PROBLEM STATEMENT »
From the home inspection passage below, extract word for word the stretch that begins at the words "Leave the ladder" and stops after the words "can get started.".

Your inspection time is 9:00 a.m. and you have scheduled four hours to conduct it. It’s 8:45 a.m. and you are pulling up at the curb. Remember: “Early is on time, on time is late, and late is just . . . totally unacceptable.” Park at the curb as often as possible. Why? The driveway you were about to park upon is within the scope of your inspection as per the ASHI Standards (www.ashi.org). Let’s get a good look at it. Furthermore, there are two other cars in the driveway, and you do not want to block anyone in. Your clients (young couple referred to you by a family friend) just got out of their car. You had spoken to them a couple of times but never met them before. Their real estate professional was already at the front stoop, and the sellers were standing in the open doorway. (They have a toddler at home sick today but did not want to cancel the inspection as it would push the closing back.) By the way, now is NOT a good time to take a picture of the front of the structure. Get it later. Nevertheless, get a picture of the house number at the curb or something that digitally documents your arrival time without taking peoples’ picture. You had not met the Realtor before but had spoken to her for the first time an hour before the inspection when she called to inform you of the sick child and the sellers staying home. The child’s illness, you were told, is not contagious and the sellers and your clients both want to move forward.
It’s showtime, but you are still early, so take the time to take stock of the structure and surrounding structures as you gather the report and your tools. Let this 106-year-old structure talk to you from a distance. Does the roof line tell you anything? Does the structure appear well maintained?
Leave the ladder in/on your vehicle until you need to use it. Why? You do not want to leave an unattended ladder outside, not even laying down—it could just get up and walk away with someone. The sellers came out of the open doorway to meet the Realtor, who also represents them and works in a dual role. She was introducing the sellers to the buyers on the front flagstone stoop when you walked up. Introduce yourself to everyone, shake hands and look people in the eye when you speak to them. Express your regrets to the sellers about their sick child and wish the child a speedy recovery. Take charge by asking if everyone intends to stay for the entire inspection. Upon learning that the Realtor intends to leave after a while and return at the end, and both females intend to leave after a while, it’s time for you to invite everyone inside the structure so that you can get started.

Listings of element locations »
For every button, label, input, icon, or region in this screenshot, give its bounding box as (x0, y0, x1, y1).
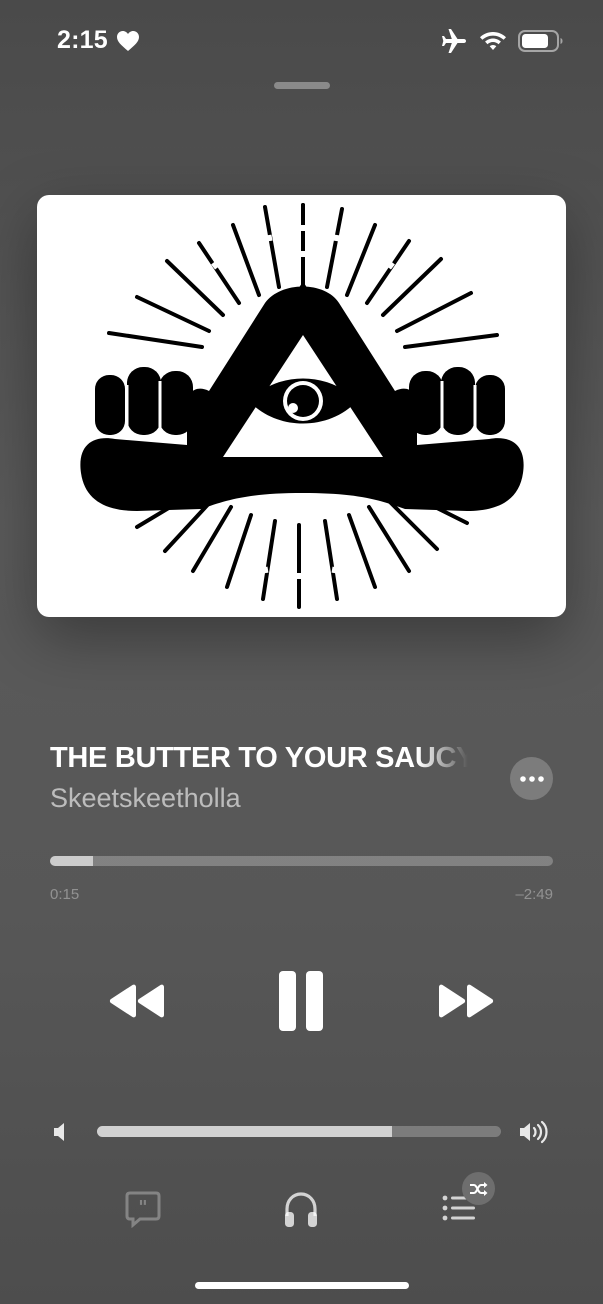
song-title: THE BUTTER TO YOUR SAUCY (50, 742, 468, 774)
heart-icon (117, 31, 139, 51)
backward-icon (109, 984, 164, 1018)
lyrics-button[interactable]: " (124, 1190, 162, 1229)
pause-icon (279, 971, 323, 1031)
more-options-button[interactable] (510, 757, 553, 800)
lyrics-quote-bubble-icon: " (125, 1191, 161, 1229)
shuffle-badge[interactable] (462, 1172, 495, 1205)
headphones-icon (285, 1192, 317, 1227)
status-bar: 2:15 (0, 0, 603, 80)
rewind-button[interactable] (100, 975, 172, 1027)
ellipsis-icon (519, 775, 544, 782)
sheet-grabber[interactable] (274, 82, 330, 89)
time-elapsed: 0:15 (50, 886, 80, 903)
pause-button[interactable] (268, 965, 334, 1037)
playback-scrubber[interactable] (50, 856, 553, 866)
wifi-icon (480, 32, 506, 50)
artist-name[interactable]: Skeetskeetholla (50, 783, 241, 814)
playback-progress-fill (50, 856, 93, 866)
time-remaining: –2:49 (515, 886, 553, 903)
audio-output-button[interactable] (282, 1190, 320, 1230)
volume-slider[interactable] (97, 1126, 501, 1137)
fast-forward-button[interactable] (431, 975, 503, 1027)
shuffle-icon (469, 1181, 487, 1196)
forward-icon (439, 984, 494, 1018)
battery-icon (518, 30, 563, 52)
volume-high-icon (520, 1120, 548, 1144)
volume-low-icon (54, 1123, 64, 1141)
home-indicator[interactable] (195, 1282, 409, 1289)
volume-level-fill (97, 1126, 392, 1137)
status-time: 2:15 (57, 26, 108, 54)
illuminati-eye-hands-art (80, 203, 524, 609)
svg-text:": " (138, 1197, 147, 1218)
album-artwork (37, 195, 566, 617)
airplane-icon (442, 29, 466, 53)
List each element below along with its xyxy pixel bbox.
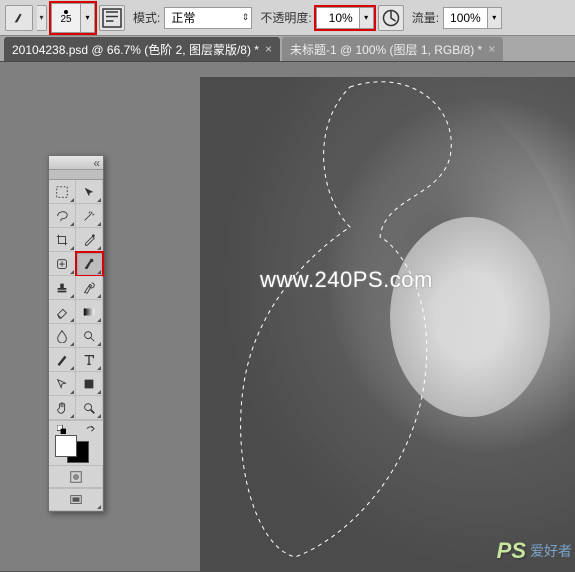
tab-document-1[interactable]: 20104238.psd @ 66.7% (色阶 2, 图层蒙版/8) * ×	[4, 37, 280, 61]
move-tool[interactable]	[76, 180, 103, 204]
path-sel-tool[interactable]	[49, 372, 76, 396]
opacity-value: 10%	[317, 11, 359, 25]
flow-label: 流量:	[412, 9, 439, 26]
gradient-tool[interactable]	[76, 300, 103, 324]
blur-tool[interactable]	[49, 324, 76, 348]
close-icon[interactable]: ×	[265, 42, 272, 56]
stamp-tool[interactable]	[49, 276, 76, 300]
screen-mode-switch[interactable]	[49, 489, 103, 511]
quick-mask-toggle[interactable]	[49, 466, 103, 488]
tools-grid	[49, 180, 103, 420]
eraser-tool[interactable]	[49, 300, 76, 324]
swap-colors-icon[interactable]	[86, 425, 95, 434]
photo-face	[390, 217, 550, 417]
watermark-main: www.240PS.com	[260, 267, 433, 293]
marquee-tool[interactable]	[49, 180, 76, 204]
pen-tool[interactable]	[49, 348, 76, 372]
tools-panel-grip[interactable]	[49, 170, 103, 180]
eyedrop-tool[interactable]	[76, 228, 103, 252]
brush-preset-picker[interactable]: 25 ▾	[51, 3, 95, 33]
zoom-tool[interactable]	[76, 396, 103, 420]
wand-tool[interactable]	[76, 204, 103, 228]
opacity-label: 不透明度:	[260, 9, 311, 26]
mode-label: 模式:	[133, 9, 160, 26]
tab-document-2[interactable]: 未标题-1 @ 100% (图层 1, RGB/8) * ×	[282, 37, 503, 61]
blend-mode-select[interactable]: 正常 ⇕	[164, 7, 252, 29]
tab-label: 20104238.psd @ 66.7% (色阶 2, 图层蒙版/8) *	[12, 41, 259, 58]
options-bar: ▾ 25 ▾ 模式: 正常 ⇕ 不透明度: 10% ▾ 流量: 100% ▾	[0, 0, 575, 36]
history-brush-tool[interactable]	[76, 276, 103, 300]
brush-panel-toggle[interactable]	[99, 5, 125, 31]
brush-preset-dropdown[interactable]: ▾	[81, 3, 95, 33]
default-colors-icon[interactable]	[57, 425, 66, 434]
hand-tool[interactable]	[49, 396, 76, 420]
type-tool[interactable]	[76, 348, 103, 372]
color-swatches	[49, 420, 103, 465]
shape-tool[interactable]	[76, 372, 103, 396]
heal-tool[interactable]	[49, 252, 76, 276]
opacity-field[interactable]: 10% ▾	[316, 7, 374, 29]
watermark-bottom: PS 爱好者	[497, 538, 572, 564]
pressure-opacity-toggle[interactable]	[378, 5, 404, 31]
close-icon[interactable]: ×	[488, 42, 495, 56]
tools-panel-header[interactable]: «	[49, 156, 103, 170]
collapse-icon[interactable]: «	[93, 156, 100, 170]
document-tabs: 20104238.psd @ 66.7% (色阶 2, 图层蒙版/8) * × …	[0, 36, 575, 62]
crop-tool[interactable]	[49, 228, 76, 252]
tools-panel: «	[48, 155, 104, 512]
brush-tool[interactable]	[76, 252, 103, 276]
flow-value: 100%	[444, 11, 487, 25]
opacity-dropdown[interactable]: ▾	[359, 8, 373, 28]
document-canvas[interactable]: www.240PS.com PS 爱好者	[200, 77, 575, 572]
current-tool-indicator[interactable]	[5, 5, 33, 31]
flow-field[interactable]: 100% ▾	[443, 7, 502, 29]
dodge-tool[interactable]	[76, 324, 103, 348]
brush-size-value: 25	[60, 15, 71, 25]
tab-label: 未标题-1 @ 100% (图层 1, RGB/8) *	[290, 41, 482, 58]
foreground-color-swatch[interactable]	[55, 435, 77, 457]
flow-dropdown[interactable]: ▾	[487, 8, 501, 28]
lasso-tool[interactable]	[49, 204, 76, 228]
tool-preset-dropdown[interactable]: ▾	[37, 5, 47, 31]
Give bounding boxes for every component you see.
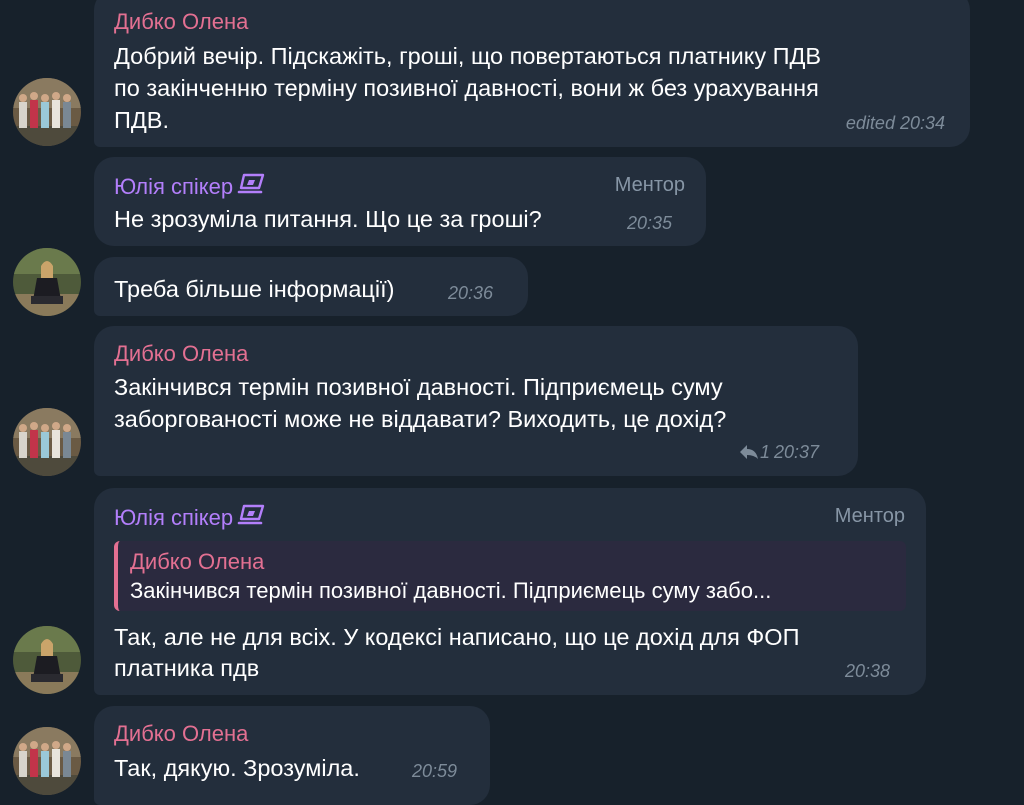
reply-arrow-icon [738,443,760,461]
message-time: 20:38 [845,661,891,681]
laptop-icon [237,503,267,535]
message-time: 20:35 [627,213,673,233]
sender-name[interactable]: Юлія спікер [114,503,267,535]
sender-name-text: Юлія спікер [114,504,234,530]
message-text: Не зрозуміла питання. Що це за гроші? [114,206,542,232]
message-text: Так, але не для всіх. У кодексі написано… [114,624,800,650]
message-time: 20:36 [448,283,494,303]
message-text: Так, дякую. Зрозуміла. [114,755,360,781]
avatar[interactable] [13,626,81,694]
message-time: 20:37 [774,442,820,462]
message-text: Закінчився термін позивної давності. Під… [114,374,723,400]
quote-text: Закінчився термін позивної давності. Під… [130,578,772,603]
reply-count-number: 1 [760,442,771,462]
sender-name[interactable]: Юлія спікер [114,172,267,204]
message-text: по закінченню терміну позивної давності,… [114,75,819,101]
avatar[interactable] [13,408,81,476]
sender-name[interactable]: Дибко Олена [114,341,248,367]
message-text: Треба більше інформації) [114,276,395,302]
message-text: ПДВ. [114,107,170,133]
avatar[interactable] [13,78,81,146]
sender-name[interactable]: Дибко Олена [114,721,248,747]
message-text: Добрий вечір. Підскажіть, гроші, що пове… [114,43,822,69]
message-text: заборгованості може не віддавати? Виходи… [114,406,727,432]
reply-count[interactable]: 1 20:37 [738,441,819,463]
laptop-icon [237,172,267,204]
role-badge: Ментор [834,505,905,527]
sender-name-text: Юлія спікер [114,173,234,199]
message-time: edited 20:34 [845,113,945,133]
quote-sender: Дибко Олена [130,549,265,574]
avatar[interactable] [13,248,81,316]
role-badge: Ментор [614,174,685,196]
reply-quote[interactable]: Дибко Олена Закінчився термін позивної д… [114,541,906,611]
message-time: 20:59 [412,761,458,781]
avatar[interactable] [13,727,81,795]
sender-name[interactable]: Дибко Олена [114,9,248,35]
message-text: платника пдв [114,655,260,681]
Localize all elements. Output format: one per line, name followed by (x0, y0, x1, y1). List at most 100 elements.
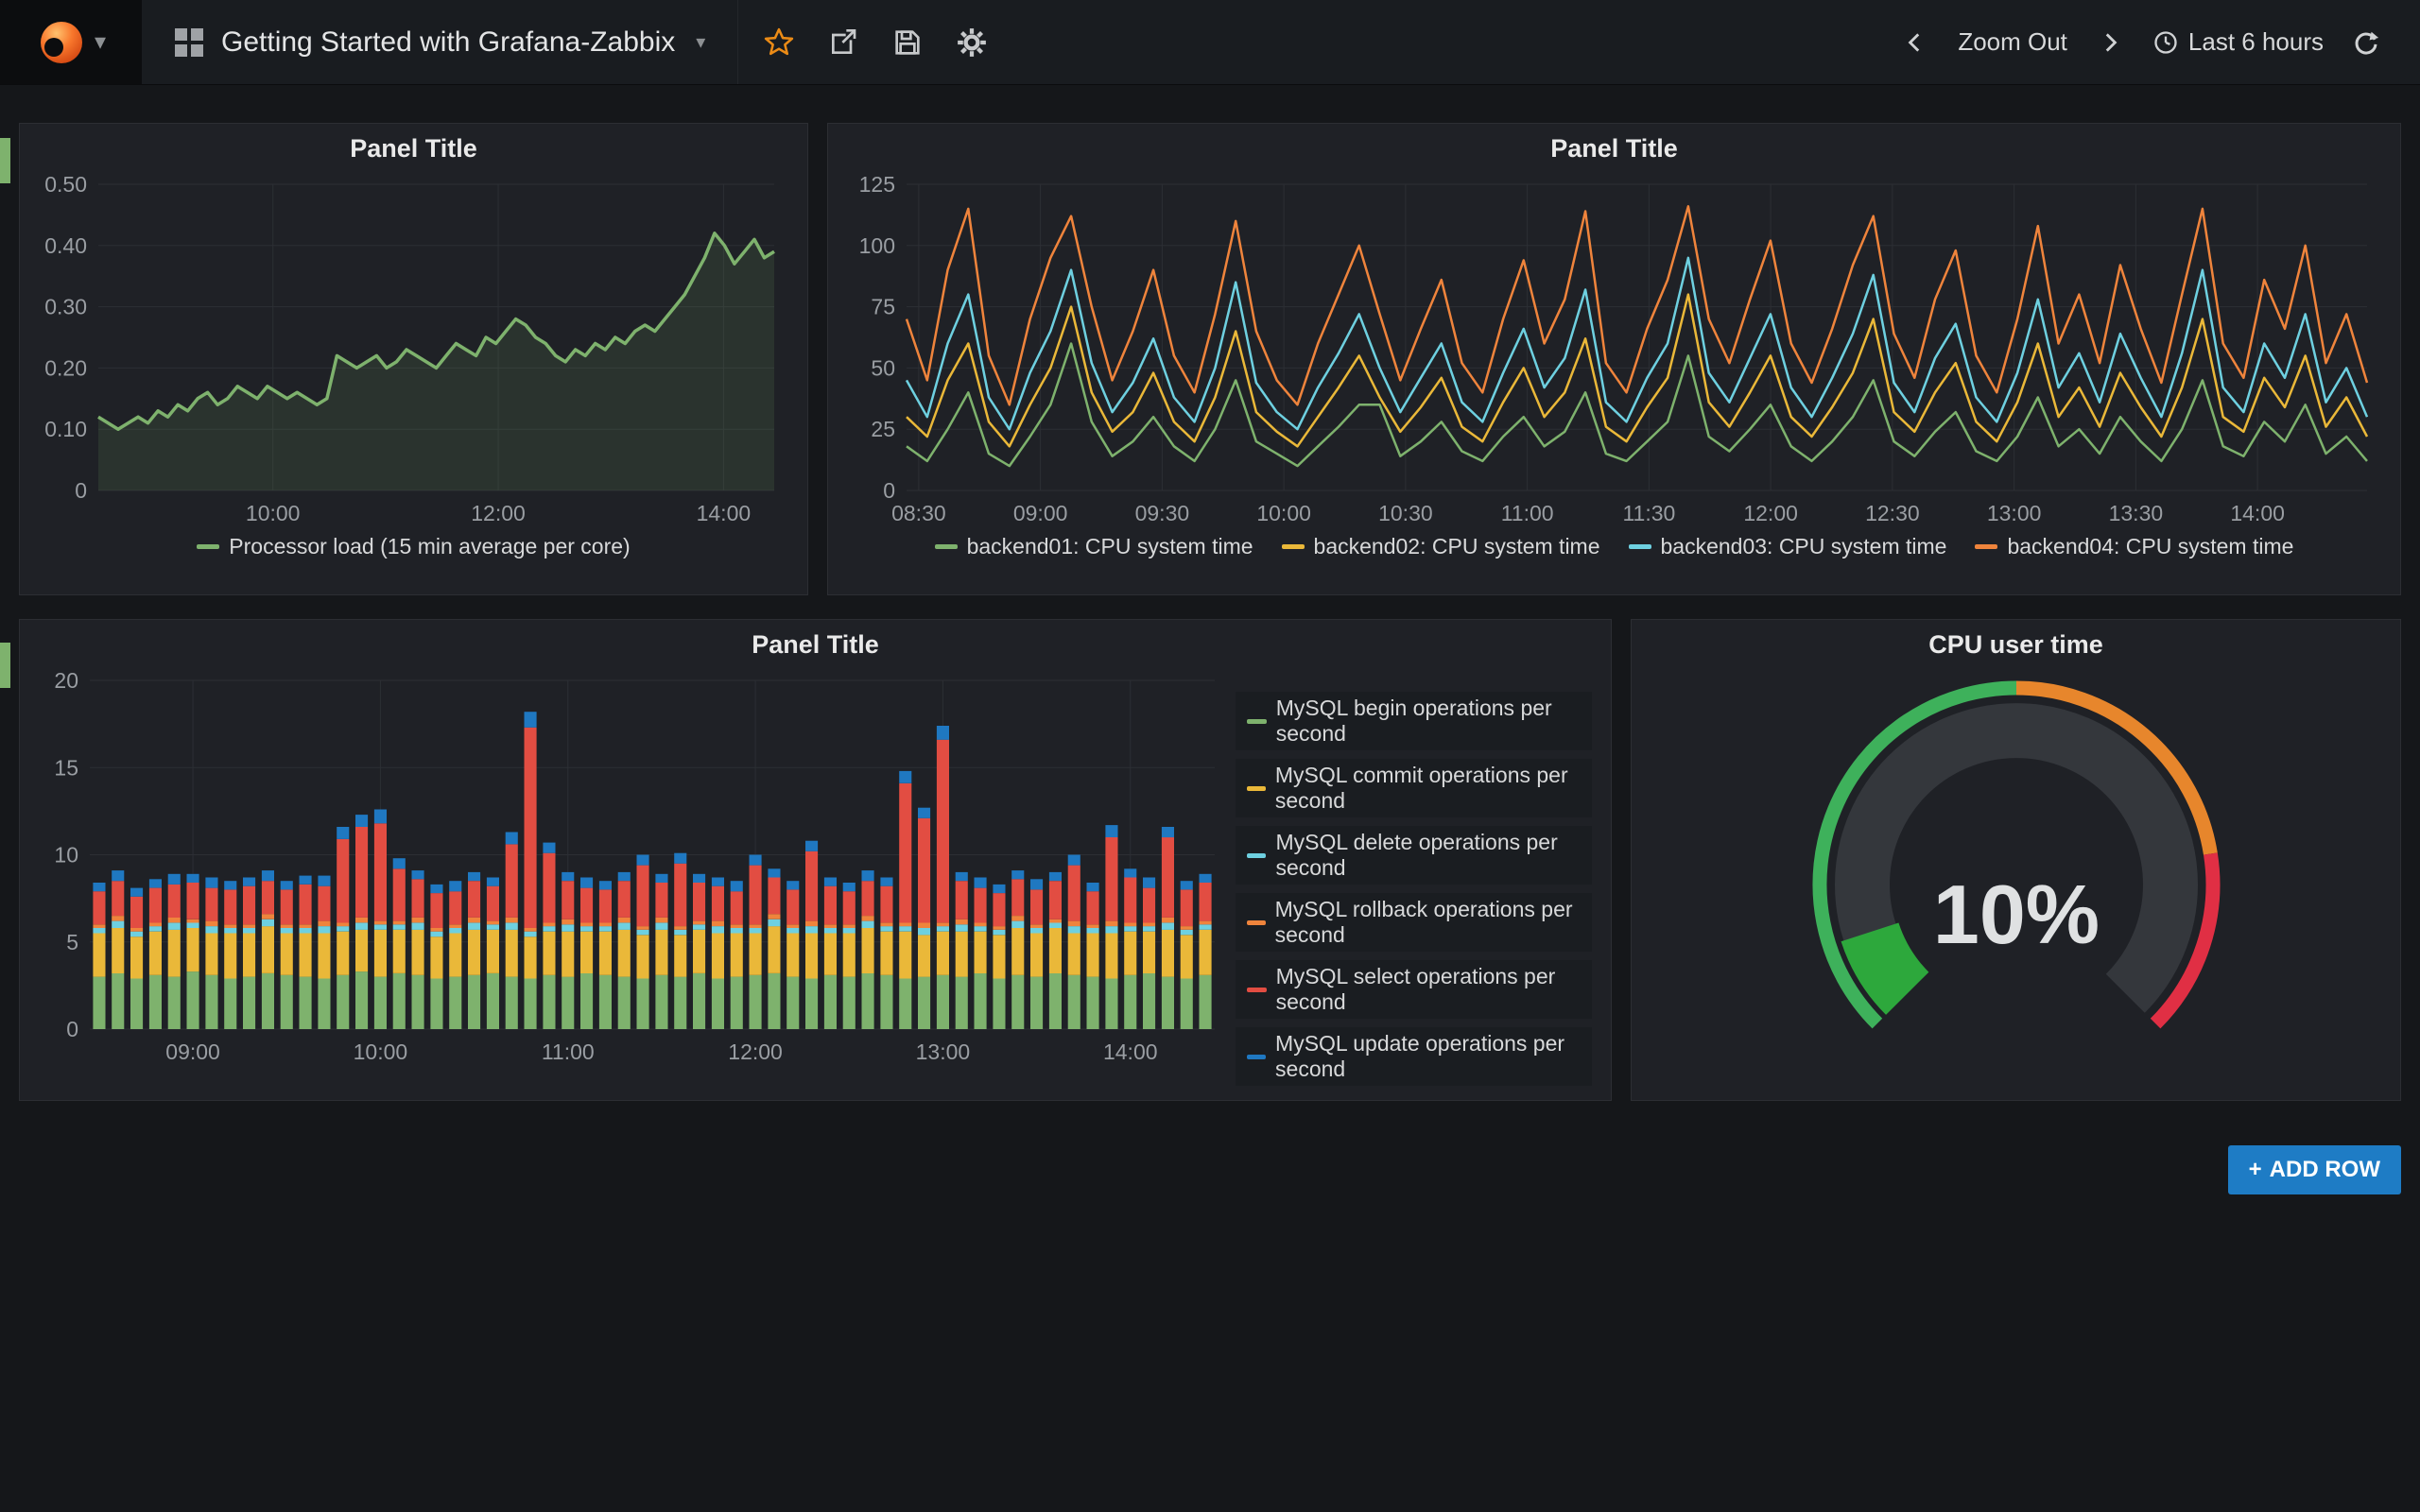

THE RESULT »
Leave the ladder in/on your vehicle until you need to use it. Why? You do not want to leave an unattended ladder outside, not even laying down—it could just get up and walk away with someone. The sellers came out of the open doorway to meet the Realtor, who also represents them and works in a dual role. She was introducing the sellers to the buyers on the front flagstone stoop when you walked up. Introduce yourself to everyone, shake hands and look people in the eye when you speak to them. Express your regrets to the sellers about their sick child and wish the child a speedy recovery. Take charge by asking if everyone intends to stay for the entire inspection. Upon learning that the Realtor intends to leave after a while and return at the end, and both females intend to leave after a while, it’s time for you to invite everyone inside the structure so that you can get started.